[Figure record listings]
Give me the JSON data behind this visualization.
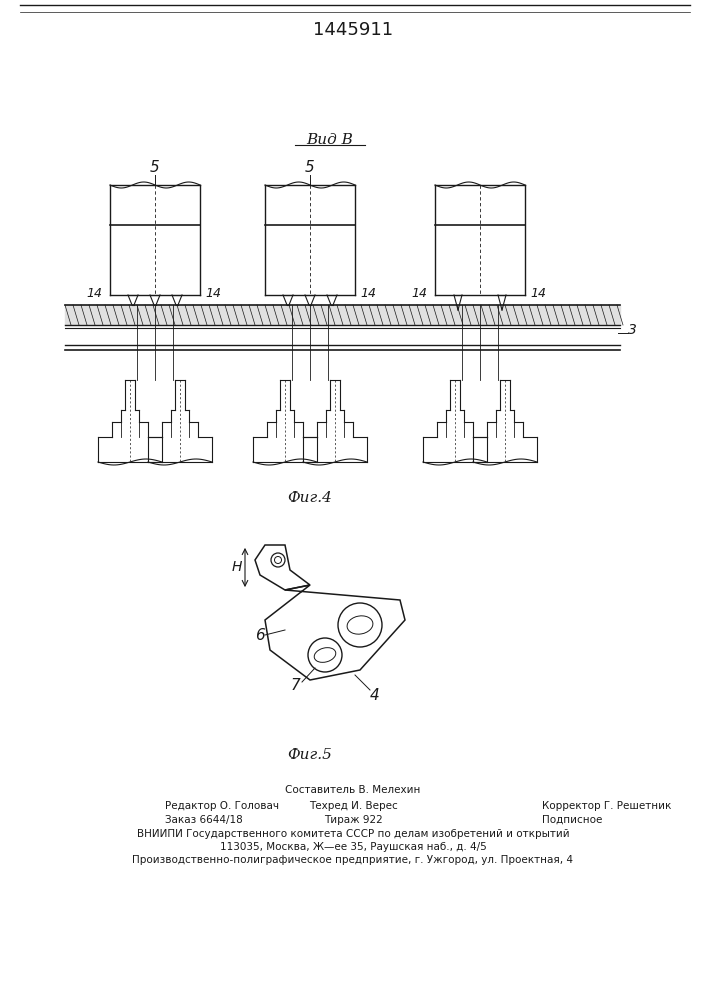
{
  "patent_number": "1445911",
  "background_color": "#ffffff",
  "line_color": "#1a1a1a",
  "fig4_caption": "Фиг.4",
  "fig5_caption": "Фиг.5",
  "vid_label": "Вид В",
  "footer_line1_center": "Составитель В. Мелехин",
  "footer_line2_left": "Редактор О. Головач",
  "footer_line2_center": "Техред И. Верес",
  "footer_line2_right": "Корректор Г. Решетник",
  "footer_line3_left": "Заказ 6644/18",
  "footer_line3_center": "Тираж 922",
  "footer_line3_right": "Подписное",
  "footer_line4": "ВНИИПИ Государственного комитета СССР по делам изобретений и открытий",
  "footer_line5": "113035, Москва, Ж—ее 35, Раушская наб., д. 4/5",
  "footer_line6": "Производственно-полиграфическое предприятие, г. Ужгород, ул. Проектная, 4"
}
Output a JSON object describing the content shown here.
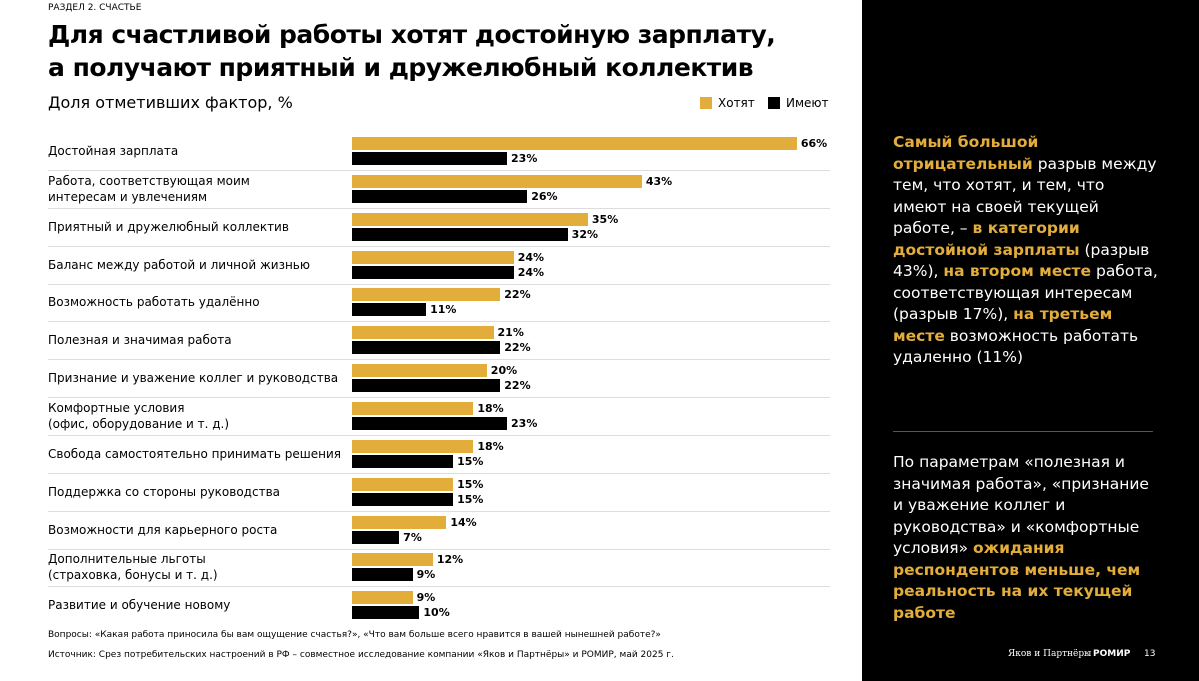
{
  "section": "РАЗДЕЛ 2. СЧАСТЬЕ",
  "chart_data": {
    "type": "hbar",
    "title": "Для счастливой работы хотят достойную зарплату,\nа получают приятный и дружелюбный коллектив",
    "subtitle": "Доля отметивших фактор, %",
    "categories": [
      "Достойная зарплата",
      "Работа, соответствующая моим\nинтересам и увлечениям",
      "Приятный и дружелюбный коллектив",
      "Баланс между работой и личной жизнью",
      "Возможность работать удалённо",
      "Полезная и значимая работа",
      "Признание и уважение коллег и руководства",
      "Комфортные условия\n(офис, оборудование и т. д.)",
      "Свобода самостоятельно принимать решения",
      "Поддержка со стороны руководства",
      "Возможности для карьерного роста",
      "Дополнительные льготы\n(страховка, бонусы и т. д.)",
      "Развитие и обучение новому"
    ],
    "series": [
      {
        "name": "Хотят",
        "color": "#e3ad3b",
        "values": [
          66,
          43,
          35,
          24,
          22,
          21,
          20,
          18,
          18,
          15,
          14,
          12,
          9
        ],
        "value_labels": [
          "66%",
          "43%",
          "35%",
          "24%",
          "22%",
          "21%",
          "20%",
          "18%",
          "18%",
          "15%",
          "14%",
          "12%",
          "9%"
        ]
      },
      {
        "name": "Имеют",
        "color": "#000000",
        "values": [
          23,
          26,
          32,
          24,
          11,
          22,
          22,
          23,
          15,
          15,
          7,
          9,
          10
        ],
        "value_labels": [
          "23%",
          "26%",
          "32%",
          "24%",
          "11%",
          "22%",
          "22%",
          "23%",
          "15%",
          "15%",
          "7%",
          "9%",
          "10%"
        ]
      }
    ],
    "legend": "top-right"
  },
  "notes": [
    "Вопросы: «Какая работа приносила бы вам ощущение счастья?», «Что вам больше всего нравится в вашей нынешней работе?»",
    "Источник: Срез потребительских настроений в РФ – совместное исследование компании «Яков и Партнёры» и РОМИР, май 2025 г."
  ],
  "sidebar": [
    [
      {
        "text": "Самый большой отрицательный",
        "highlight": true
      },
      {
        "text": " разрыв между тем, что хотят, и тем, что имеют на своей текущей работе, – ",
        "highlight": false
      },
      {
        "text": "в категории достойной зарплаты",
        "highlight": true
      },
      {
        "text": " (разрыв 43%), ",
        "highlight": false
      },
      {
        "text": "на втором месте",
        "highlight": true
      },
      {
        "text": " работа, соответствующая интересам (разрыв 17%), ",
        "highlight": false
      },
      {
        "text": "на третьем месте",
        "highlight": true
      },
      {
        "text": " возможность работать удаленно (11%)",
        "highlight": false
      }
    ],
    [
      {
        "text": "По параметрам «полезная и значимая работа», «признание и уважение коллег и руководства» и «комфортные условия» ",
        "highlight": false
      },
      {
        "text": "ожидания респондентов меньше, чем реальность на их текущей работе",
        "highlight": true
      }
    ]
  ],
  "footer": {
    "brand": "Яков и Партнёры",
    "separator": "×",
    "partner": "РОМИР",
    "page": "13"
  }
}
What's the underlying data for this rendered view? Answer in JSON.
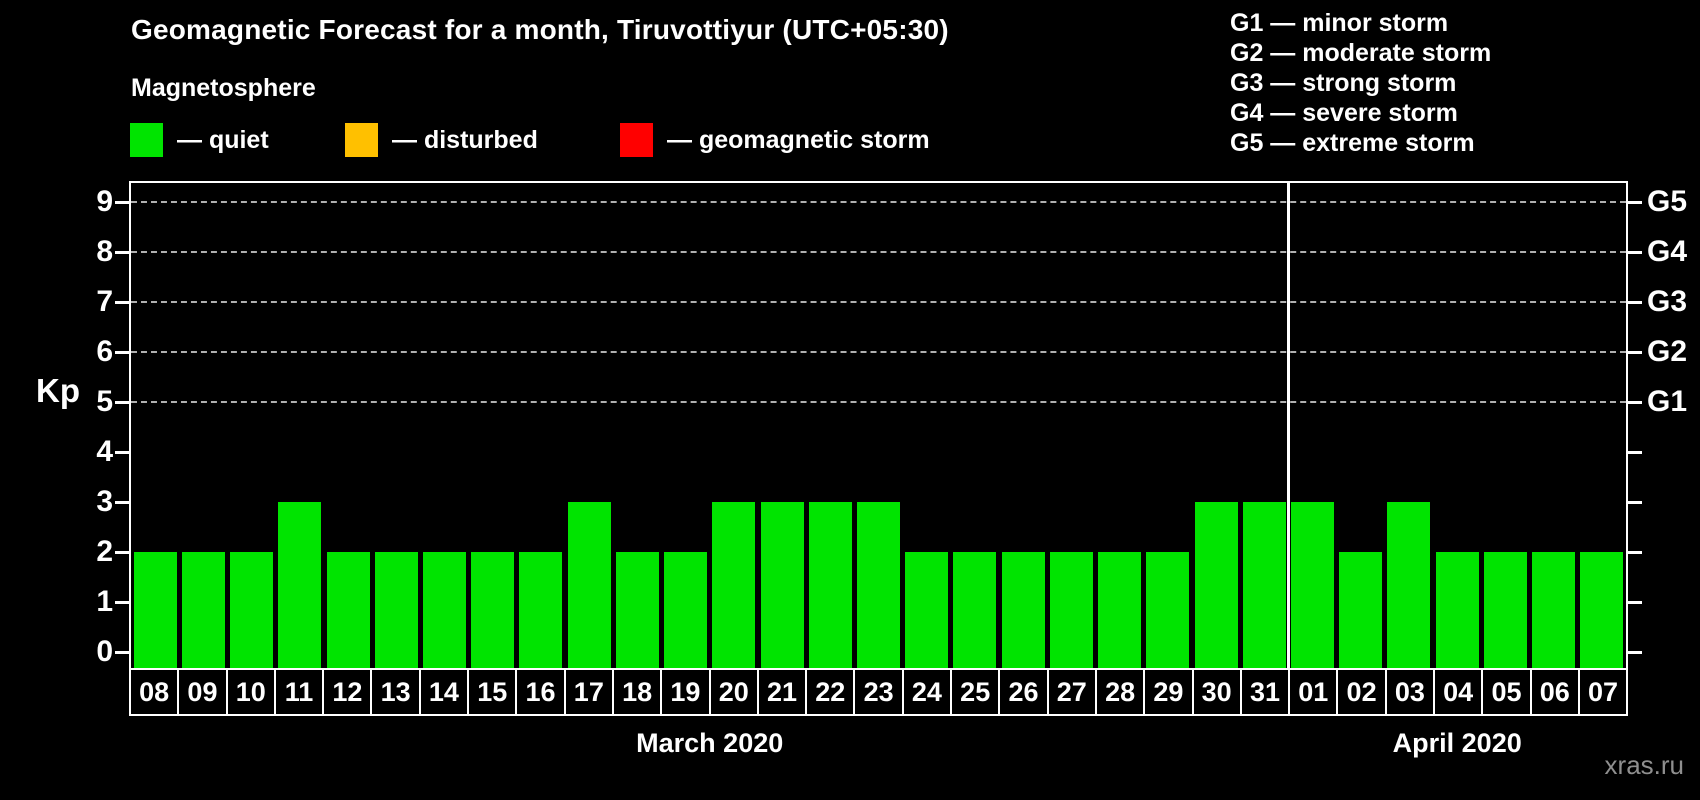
{
  "title": "Geomagnetic Forecast for a month, Tiruvottiyur (UTC+05:30)",
  "subtitle": "Magnetosphere",
  "legend": {
    "items": [
      {
        "name": "quiet",
        "label": "— quiet",
        "color": "#00e400"
      },
      {
        "name": "disturbed",
        "label": "— disturbed",
        "color": "#ffc000"
      },
      {
        "name": "geomagnetic-storm",
        "label": "— geomagnetic storm",
        "color": "#ff0000"
      }
    ]
  },
  "storm_scale": {
    "lines": [
      "G1 — minor storm",
      "G2 — moderate storm",
      "G3 — strong storm",
      "G4 — severe storm",
      "G5 — extreme storm"
    ]
  },
  "watermark": "xras.ru",
  "chart_data": {
    "type": "bar",
    "title": "Geomagnetic Forecast for a month, Tiruvottiyur (UTC+05:30)",
    "ylabel": "Kp",
    "ylim": [
      0,
      9
    ],
    "yticks": [
      0,
      1,
      2,
      3,
      4,
      5,
      6,
      7,
      8,
      9
    ],
    "gridlines_at": [
      5,
      6,
      7,
      8,
      9
    ],
    "grid": "dashed horizontal at Kp 5-9",
    "legend_position": "top",
    "right_axis": [
      {
        "value": 5,
        "label": "G1"
      },
      {
        "value": 6,
        "label": "G2"
      },
      {
        "value": 7,
        "label": "G3"
      },
      {
        "value": 8,
        "label": "G4"
      },
      {
        "value": 9,
        "label": "G5"
      }
    ],
    "categories": [
      "08",
      "09",
      "10",
      "11",
      "12",
      "13",
      "14",
      "15",
      "16",
      "17",
      "18",
      "19",
      "20",
      "21",
      "22",
      "23",
      "24",
      "25",
      "26",
      "27",
      "28",
      "29",
      "30",
      "31",
      "01",
      "02",
      "03",
      "04",
      "05",
      "06",
      "07"
    ],
    "values": [
      2,
      2,
      2,
      3,
      2,
      2,
      2,
      2,
      2,
      3,
      2,
      2,
      3,
      3,
      3,
      3,
      2,
      2,
      2,
      2,
      2,
      2,
      3,
      3,
      3,
      2,
      3,
      2,
      2,
      2,
      2
    ],
    "bar_color": "#00e400",
    "month_separator_after_index": 23,
    "month_groups": [
      {
        "label": "March 2020",
        "start_index": 0,
        "days": 24
      },
      {
        "label": "April 2020",
        "start_index": 24,
        "days": 7
      }
    ]
  }
}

Task to complete:
Without including any pictures, print all of the material exactly as given.

Exercise answer:
Give me the JSON data behind this visualization.
{
  "patent_number": "1445911",
  "background_color": "#ffffff",
  "line_color": "#1a1a1a",
  "fig4_caption": "Фиг.4",
  "fig5_caption": "Фиг.5",
  "vid_label": "Вид В",
  "footer_line1_center": "Составитель В. Мелехин",
  "footer_line2_left": "Редактор О. Головач",
  "footer_line2_center": "Техред И. Верес",
  "footer_line2_right": "Корректор Г. Решетник",
  "footer_line3_left": "Заказ 6644/18",
  "footer_line3_center": "Тираж 922",
  "footer_line3_right": "Подписное",
  "footer_line4": "ВНИИПИ Государственного комитета СССР по делам изобретений и открытий",
  "footer_line5": "113035, Москва, Ж—ее 35, Раушская наб., д. 4/5",
  "footer_line6": "Производственно-полиграфическое предприятие, г. Ужгород, ул. Проектная, 4"
}
Output a JSON object describing the content shown here.
{
  "section": "РАЗДЕЛ 2. СЧАСТЬЕ",
  "chart_data": {
    "type": "hbar",
    "title": "Для счастливой работы хотят достойную зарплату,\nа получают приятный и дружелюбный коллектив",
    "subtitle": "Доля отметивших фактор, %",
    "categories": [
      "Достойная зарплата",
      "Работа, соответствующая моим\nинтересам и увлечениям",
      "Приятный и дружелюбный коллектив",
      "Баланс между работой и личной жизнью",
      "Возможность работать удалённо",
      "Полезная и значимая работа",
      "Признание и уважение коллег и руководства",
      "Комфортные условия\n(офис, оборудование и т. д.)",
      "Свобода самостоятельно принимать решения",
      "Поддержка со стороны руководства",
      "Возможности для карьерного роста",
      "Дополнительные льготы\n(страховка, бонусы и т. д.)",
      "Развитие и обучение новому"
    ],
    "series": [
      {
        "name": "Хотят",
        "color": "#e3ad3b",
        "values": [
          66,
          43,
          35,
          24,
          22,
          21,
          20,
          18,
          18,
          15,
          14,
          12,
          9
        ],
        "value_labels": [
          "66%",
          "43%",
          "35%",
          "24%",
          "22%",
          "21%",
          "20%",
          "18%",
          "18%",
          "15%",
          "14%",
          "12%",
          "9%"
        ]
      },
      {
        "name": "Имеют",
        "color": "#000000",
        "values": [
          23,
          26,
          32,
          24,
          11,
          22,
          22,
          23,
          15,
          15,
          7,
          9,
          10
        ],
        "value_labels": [
          "23%",
          "26%",
          "32%",
          "24%",
          "11%",
          "22%",
          "22%",
          "23%",
          "15%",
          "15%",
          "7%",
          "9%",
          "10%"
        ]
      }
    ],
    "legend": "top-right"
  },
  "notes": [
    "Вопросы: «Какая работа приносила бы вам ощущение счастья?», «Что вам больше всего нравится в вашей нынешней работе?»",
    "Источник: Срез потребительских настроений в РФ – совместное исследование компании «Яков и Партнёры» и РОМИР, май 2025 г."
  ],
  "sidebar": [
    [
      {
        "text": "Самый большой отрицательный",
        "highlight": true
      },
      {
        "text": " разрыв между тем, что хотят, и тем, что имеют на своей текущей работе, – ",
        "highlight": false
      },
      {
        "text": "в категории достойной зарплаты",
        "highlight": true
      },
      {
        "text": " (разрыв 43%), ",
        "highlight": false
      },
      {
        "text": "на втором месте",
        "highlight": true
      },
      {
        "text": " работа, соответствующая интересам (разрыв 17%), ",
        "highlight": false
      },
      {
        "text": "на третьем месте",
        "highlight": true
      },
      {
        "text": " возможность работать удаленно (11%)",
        "highlight": false
      }
    ],
    [
      {
        "text": "По параметрам «полезная и значимая работа», «признание и уважение коллег и руководства» и «комфортные условия» ",
        "highlight": false
      },
      {
        "text": "ожидания респондентов меньше, чем реальность на их текущей работе",
        "highlight": true
      }
    ]
  ],
  "footer": {
    "brand": "Яков и Партнёры",
    "separator": "×",
    "partner": "РОМИР",
    "page": "13"
  }
}
What's the underlying data for this rendered view? Answer in JSON.
{
  "title": "Geomagnetic Forecast for a month, Tiruvottiyur (UTC+05:30)",
  "subtitle": "Magnetosphere",
  "legend": {
    "items": [
      {
        "name": "quiet",
        "label": "— quiet",
        "color": "#00e400"
      },
      {
        "name": "disturbed",
        "label": "— disturbed",
        "color": "#ffc000"
      },
      {
        "name": "geomagnetic-storm",
        "label": "— geomagnetic storm",
        "color": "#ff0000"
      }
    ]
  },
  "storm_scale": {
    "lines": [
      "G1 — minor storm",
      "G2 — moderate storm",
      "G3 — strong storm",
      "G4 — severe storm",
      "G5 — extreme storm"
    ]
  },
  "watermark": "xras.ru",
  "chart_data": {
    "type": "bar",
    "title": "Geomagnetic Forecast for a month, Tiruvottiyur (UTC+05:30)",
    "ylabel": "Kp",
    "ylim": [
      0,
      9
    ],
    "yticks": [
      0,
      1,
      2,
      3,
      4,
      5,
      6,
      7,
      8,
      9
    ],
    "gridlines_at": [
      5,
      6,
      7,
      8,
      9
    ],
    "grid": "dashed horizontal at Kp 5-9",
    "legend_position": "top",
    "right_axis": [
      {
        "value": 5,
        "label": "G1"
      },
      {
        "value": 6,
        "label": "G2"
      },
      {
        "value": 7,
        "label": "G3"
      },
      {
        "value": 8,
        "label": "G4"
      },
      {
        "value": 9,
        "label": "G5"
      }
    ],
    "categories": [
      "08",
      "09",
      "10",
      "11",
      "12",
      "13",
      "14",
      "15",
      "16",
      "17",
      "18",
      "19",
      "20",
      "21",
      "22",
      "23",
      "24",
      "25",
      "26",
      "27",
      "28",
      "29",
      "30",
      "31",
      "01",
      "02",
      "03",
      "04",
      "05",
      "06",
      "07"
    ],
    "values": [
      2,
      2,
      2,
      3,
      2,
      2,
      2,
      2,
      2,
      3,
      2,
      2,
      3,
      3,
      3,
      3,
      2,
      2,
      2,
      2,
      2,
      2,
      3,
      3,
      3,
      2,
      3,
      2,
      2,
      2,
      2
    ],
    "bar_color": "#00e400",
    "month_separator_after_index": 23,
    "month_groups": [
      {
        "label": "March 2020",
        "start_index": 0,
        "days": 24
      },
      {
        "label": "April 2020",
        "start_index": 24,
        "days": 7
      }
    ]
  }
}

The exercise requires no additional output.